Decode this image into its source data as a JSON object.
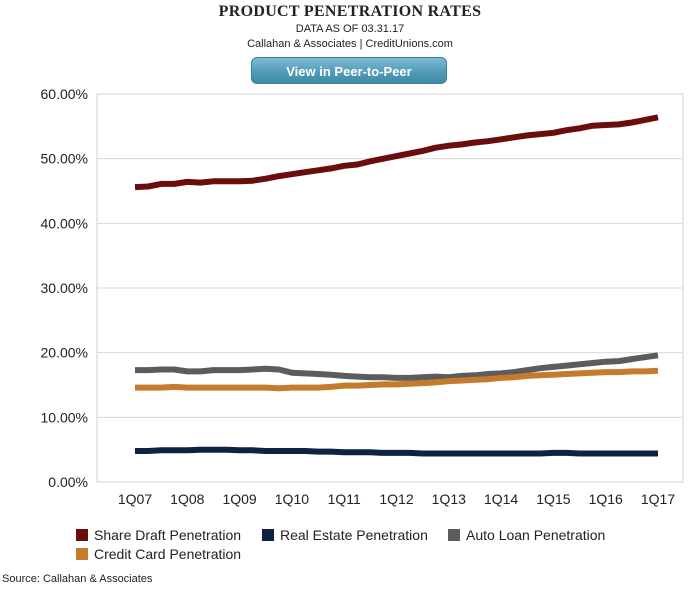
{
  "header": {
    "title": "PRODUCT PENETRATION RATES",
    "subtitle": "DATA AS OF 03.31.17",
    "credit": "Callahan & Associates | CreditUnions.com",
    "button_label": "View in Peer-to-Peer"
  },
  "source": "Source: Callahan & Associates",
  "chart_data": {
    "type": "line",
    "title": "PRODUCT PENETRATION RATES",
    "xlabel": "",
    "ylabel": "",
    "ylim": [
      0,
      60
    ],
    "yticks": [
      "0.00%",
      "10.00%",
      "20.00%",
      "30.00%",
      "40.00%",
      "50.00%",
      "60.00%"
    ],
    "grid": "horizontal",
    "legend_position": "bottom",
    "x_tick_labels": [
      "1Q07",
      "1Q08",
      "1Q09",
      "1Q10",
      "1Q11",
      "1Q12",
      "1Q13",
      "1Q14",
      "1Q15",
      "1Q16",
      "1Q17"
    ],
    "x": [
      "1Q07",
      "2Q07",
      "3Q07",
      "4Q07",
      "1Q08",
      "2Q08",
      "3Q08",
      "4Q08",
      "1Q09",
      "2Q09",
      "3Q09",
      "4Q09",
      "1Q10",
      "2Q10",
      "3Q10",
      "4Q10",
      "1Q11",
      "2Q11",
      "3Q11",
      "4Q11",
      "1Q12",
      "2Q12",
      "3Q12",
      "4Q12",
      "1Q13",
      "2Q13",
      "3Q13",
      "4Q13",
      "1Q14",
      "2Q14",
      "3Q14",
      "4Q14",
      "1Q15",
      "2Q15",
      "3Q15",
      "4Q15",
      "1Q16",
      "2Q16",
      "3Q16",
      "4Q16",
      "1Q17"
    ],
    "series": [
      {
        "name": "Share Draft Penetration",
        "color": "#6b0d0d",
        "values": [
          45.6,
          45.7,
          46.1,
          46.1,
          46.4,
          46.3,
          46.5,
          46.5,
          46.5,
          46.6,
          46.9,
          47.3,
          47.6,
          47.9,
          48.2,
          48.5,
          48.9,
          49.1,
          49.6,
          50.0,
          50.4,
          50.8,
          51.2,
          51.7,
          52.0,
          52.2,
          52.5,
          52.7,
          53.0,
          53.3,
          53.6,
          53.8,
          54.0,
          54.4,
          54.7,
          55.1,
          55.2,
          55.3,
          55.6,
          56.0,
          56.4
        ]
      },
      {
        "name": "Real Estate Penetration",
        "color": "#0f2340",
        "values": [
          4.8,
          4.8,
          4.9,
          4.9,
          4.9,
          5.0,
          5.0,
          5.0,
          4.9,
          4.9,
          4.8,
          4.8,
          4.8,
          4.8,
          4.7,
          4.7,
          4.6,
          4.6,
          4.6,
          4.5,
          4.5,
          4.5,
          4.4,
          4.4,
          4.4,
          4.4,
          4.4,
          4.4,
          4.4,
          4.4,
          4.4,
          4.4,
          4.5,
          4.5,
          4.4,
          4.4,
          4.4,
          4.4,
          4.4,
          4.4,
          4.4
        ]
      },
      {
        "name": "Auto Loan Penetration",
        "color": "#5c5c5c",
        "values": [
          17.3,
          17.3,
          17.4,
          17.4,
          17.1,
          17.1,
          17.3,
          17.3,
          17.3,
          17.4,
          17.5,
          17.4,
          16.9,
          16.8,
          16.7,
          16.6,
          16.4,
          16.3,
          16.2,
          16.2,
          16.1,
          16.1,
          16.2,
          16.3,
          16.2,
          16.4,
          16.5,
          16.7,
          16.8,
          17.0,
          17.3,
          17.6,
          17.8,
          18.0,
          18.2,
          18.4,
          18.6,
          18.7,
          19.0,
          19.3,
          19.6
        ]
      },
      {
        "name": "Credit Card Penetration",
        "color": "#c47b2c",
        "values": [
          14.6,
          14.6,
          14.6,
          14.7,
          14.6,
          14.6,
          14.6,
          14.6,
          14.6,
          14.6,
          14.6,
          14.5,
          14.6,
          14.6,
          14.6,
          14.7,
          14.9,
          14.9,
          15.0,
          15.1,
          15.1,
          15.2,
          15.3,
          15.4,
          15.6,
          15.7,
          15.8,
          15.9,
          16.1,
          16.2,
          16.4,
          16.5,
          16.6,
          16.7,
          16.8,
          16.9,
          17.0,
          17.0,
          17.1,
          17.1,
          17.2
        ]
      }
    ]
  }
}
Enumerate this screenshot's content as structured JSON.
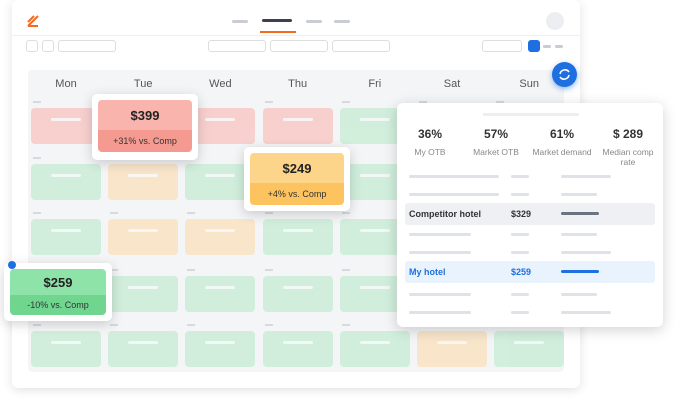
{
  "weekdays": [
    "Mon",
    "Tue",
    "Wed",
    "Thu",
    "Fri",
    "Sat",
    "Sun"
  ],
  "cards": [
    {
      "price": "$399",
      "delta": "+31% vs. Comp"
    },
    {
      "price": "$249",
      "delta": "+4% vs. Comp"
    },
    {
      "price": "$259",
      "delta": "-10% vs. Comp"
    }
  ],
  "stats": [
    {
      "value": "36%",
      "label": "My OTB"
    },
    {
      "value": "57%",
      "label": "Market OTB"
    },
    {
      "value": "61%",
      "label": "Market demand"
    },
    {
      "value": "$ 289",
      "label": "Median comp rate"
    }
  ],
  "rows": [
    {
      "name": "Competitor hotel",
      "price": "$329"
    },
    {
      "name": "My hotel",
      "price": "$259"
    }
  ]
}
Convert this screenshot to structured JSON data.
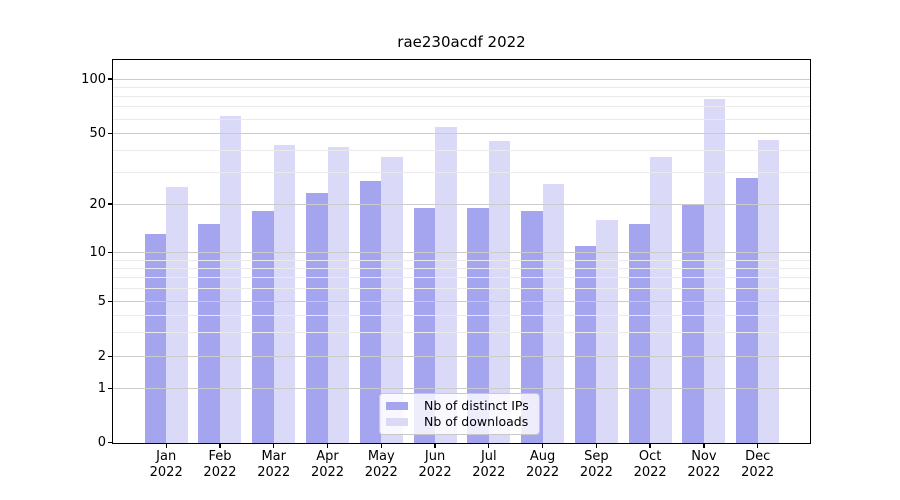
{
  "title": "rae230acdf 2022",
  "chart_data": {
    "type": "bar",
    "title": "rae230acdf 2022",
    "categories": [
      "Jan",
      "Feb",
      "Mar",
      "Apr",
      "May",
      "Jun",
      "Jul",
      "Aug",
      "Sep",
      "Oct",
      "Nov",
      "Dec"
    ],
    "xtick_year": "2022",
    "series": [
      {
        "name": "Nb of distinct IPs",
        "color": "#a5a5ef",
        "values": [
          13,
          15,
          18,
          23,
          27,
          19,
          19,
          18,
          11,
          15,
          20,
          28
        ]
      },
      {
        "name": "Nb of downloads",
        "color": "#dadaf8",
        "values": [
          25,
          62,
          43,
          42,
          37,
          54,
          45,
          26,
          16,
          37,
          77,
          46
        ]
      }
    ],
    "yscale": "symlog",
    "yticks": [
      0,
      1,
      2,
      5,
      10,
      20,
      50,
      100
    ],
    "yminor_gridlines": [
      3,
      4,
      6,
      7,
      8,
      9,
      30,
      40,
      60,
      70,
      80,
      90
    ],
    "ylim": [
      0,
      128
    ],
    "xlabel": "",
    "ylabel": "",
    "grid": true,
    "legend_position": "lower center"
  },
  "colors": {
    "grid_major": "#cbcbcb",
    "grid_minor": "#eaeaea",
    "spine": "#000000",
    "background": "#ffffff"
  }
}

SET EXERCISE — Copy the records exactly as they appear, excluding images.

FULL RESPONSE —
Decode this image into its source data as a JSON object.
{
  "header": {
    "title": "PRODUCT PENETRATION RATES",
    "subtitle": "DATA AS OF 03.31.17",
    "credit": "Callahan & Associates | CreditUnions.com",
    "button_label": "View in Peer-to-Peer"
  },
  "source": "Source: Callahan & Associates",
  "chart_data": {
    "type": "line",
    "title": "PRODUCT PENETRATION RATES",
    "xlabel": "",
    "ylabel": "",
    "ylim": [
      0,
      60
    ],
    "yticks": [
      "0.00%",
      "10.00%",
      "20.00%",
      "30.00%",
      "40.00%",
      "50.00%",
      "60.00%"
    ],
    "grid": "horizontal",
    "legend_position": "bottom",
    "x_tick_labels": [
      "1Q07",
      "1Q08",
      "1Q09",
      "1Q10",
      "1Q11",
      "1Q12",
      "1Q13",
      "1Q14",
      "1Q15",
      "1Q16",
      "1Q17"
    ],
    "x": [
      "1Q07",
      "2Q07",
      "3Q07",
      "4Q07",
      "1Q08",
      "2Q08",
      "3Q08",
      "4Q08",
      "1Q09",
      "2Q09",
      "3Q09",
      "4Q09",
      "1Q10",
      "2Q10",
      "3Q10",
      "4Q10",
      "1Q11",
      "2Q11",
      "3Q11",
      "4Q11",
      "1Q12",
      "2Q12",
      "3Q12",
      "4Q12",
      "1Q13",
      "2Q13",
      "3Q13",
      "4Q13",
      "1Q14",
      "2Q14",
      "3Q14",
      "4Q14",
      "1Q15",
      "2Q15",
      "3Q15",
      "4Q15",
      "1Q16",
      "2Q16",
      "3Q16",
      "4Q16",
      "1Q17"
    ],
    "series": [
      {
        "name": "Share Draft Penetration",
        "color": "#6b0d0d",
        "values": [
          45.6,
          45.7,
          46.1,
          46.1,
          46.4,
          46.3,
          46.5,
          46.5,
          46.5,
          46.6,
          46.9,
          47.3,
          47.6,
          47.9,
          48.2,
          48.5,
          48.9,
          49.1,
          49.6,
          50.0,
          50.4,
          50.8,
          51.2,
          51.7,
          52.0,
          52.2,
          52.5,
          52.7,
          53.0,
          53.3,
          53.6,
          53.8,
          54.0,
          54.4,
          54.7,
          55.1,
          55.2,
          55.3,
          55.6,
          56.0,
          56.4
        ]
      },
      {
        "name": "Real Estate Penetration",
        "color": "#0f2340",
        "values": [
          4.8,
          4.8,
          4.9,
          4.9,
          4.9,
          5.0,
          5.0,
          5.0,
          4.9,
          4.9,
          4.8,
          4.8,
          4.8,
          4.8,
          4.7,
          4.7,
          4.6,
          4.6,
          4.6,
          4.5,
          4.5,
          4.5,
          4.4,
          4.4,
          4.4,
          4.4,
          4.4,
          4.4,
          4.4,
          4.4,
          4.4,
          4.4,
          4.5,
          4.5,
          4.4,
          4.4,
          4.4,
          4.4,
          4.4,
          4.4,
          4.4
        ]
      },
      {
        "name": "Auto Loan Penetration",
        "color": "#5c5c5c",
        "values": [
          17.3,
          17.3,
          17.4,
          17.4,
          17.1,
          17.1,
          17.3,
          17.3,
          17.3,
          17.4,
          17.5,
          17.4,
          16.9,
          16.8,
          16.7,
          16.6,
          16.4,
          16.3,
          16.2,
          16.2,
          16.1,
          16.1,
          16.2,
          16.3,
          16.2,
          16.4,
          16.5,
          16.7,
          16.8,
          17.0,
          17.3,
          17.6,
          17.8,
          18.0,
          18.2,
          18.4,
          18.6,
          18.7,
          19.0,
          19.3,
          19.6
        ]
      },
      {
        "name": "Credit Card Penetration",
        "color": "#c47b2c",
        "values": [
          14.6,
          14.6,
          14.6,
          14.7,
          14.6,
          14.6,
          14.6,
          14.6,
          14.6,
          14.6,
          14.6,
          14.5,
          14.6,
          14.6,
          14.6,
          14.7,
          14.9,
          14.9,
          15.0,
          15.1,
          15.1,
          15.2,
          15.3,
          15.4,
          15.6,
          15.7,
          15.8,
          15.9,
          16.1,
          16.2,
          16.4,
          16.5,
          16.6,
          16.7,
          16.8,
          16.9,
          17.0,
          17.0,
          17.1,
          17.1,
          17.2
        ]
      }
    ]
  }
}
Enumerate this screenshot's content as structured JSON.
{
  "weekdays": [
    "Mon",
    "Tue",
    "Wed",
    "Thu",
    "Fri",
    "Sat",
    "Sun"
  ],
  "cards": [
    {
      "price": "$399",
      "delta": "+31% vs. Comp"
    },
    {
      "price": "$249",
      "delta": "+4% vs. Comp"
    },
    {
      "price": "$259",
      "delta": "-10% vs. Comp"
    }
  ],
  "stats": [
    {
      "value": "36%",
      "label": "My OTB"
    },
    {
      "value": "57%",
      "label": "Market OTB"
    },
    {
      "value": "61%",
      "label": "Market demand"
    },
    {
      "value": "$ 289",
      "label": "Median comp rate"
    }
  ],
  "rows": [
    {
      "name": "Competitor hotel",
      "price": "$329"
    },
    {
      "name": "My hotel",
      "price": "$259"
    }
  ]
}
Convert this screenshot to structured JSON data.
{
  "title": "rae230acdf 2022",
  "chart_data": {
    "type": "bar",
    "title": "rae230acdf 2022",
    "categories": [
      "Jan",
      "Feb",
      "Mar",
      "Apr",
      "May",
      "Jun",
      "Jul",
      "Aug",
      "Sep",
      "Oct",
      "Nov",
      "Dec"
    ],
    "xtick_year": "2022",
    "series": [
      {
        "name": "Nb of distinct IPs",
        "color": "#a5a5ef",
        "values": [
          13,
          15,
          18,
          23,
          27,
          19,
          19,
          18,
          11,
          15,
          20,
          28
        ]
      },
      {
        "name": "Nb of downloads",
        "color": "#dadaf8",
        "values": [
          25,
          62,
          43,
          42,
          37,
          54,
          45,
          26,
          16,
          37,
          77,
          46
        ]
      }
    ],
    "yscale": "symlog",
    "yticks": [
      0,
      1,
      2,
      5,
      10,
      20,
      50,
      100
    ],
    "yminor_gridlines": [
      3,
      4,
      6,
      7,
      8,
      9,
      30,
      40,
      60,
      70,
      80,
      90
    ],
    "ylim": [
      0,
      128
    ],
    "xlabel": "",
    "ylabel": "",
    "grid": true,
    "legend_position": "lower center"
  },
  "colors": {
    "grid_major": "#cbcbcb",
    "grid_minor": "#eaeaea",
    "spine": "#000000",
    "background": "#ffffff"
  }
}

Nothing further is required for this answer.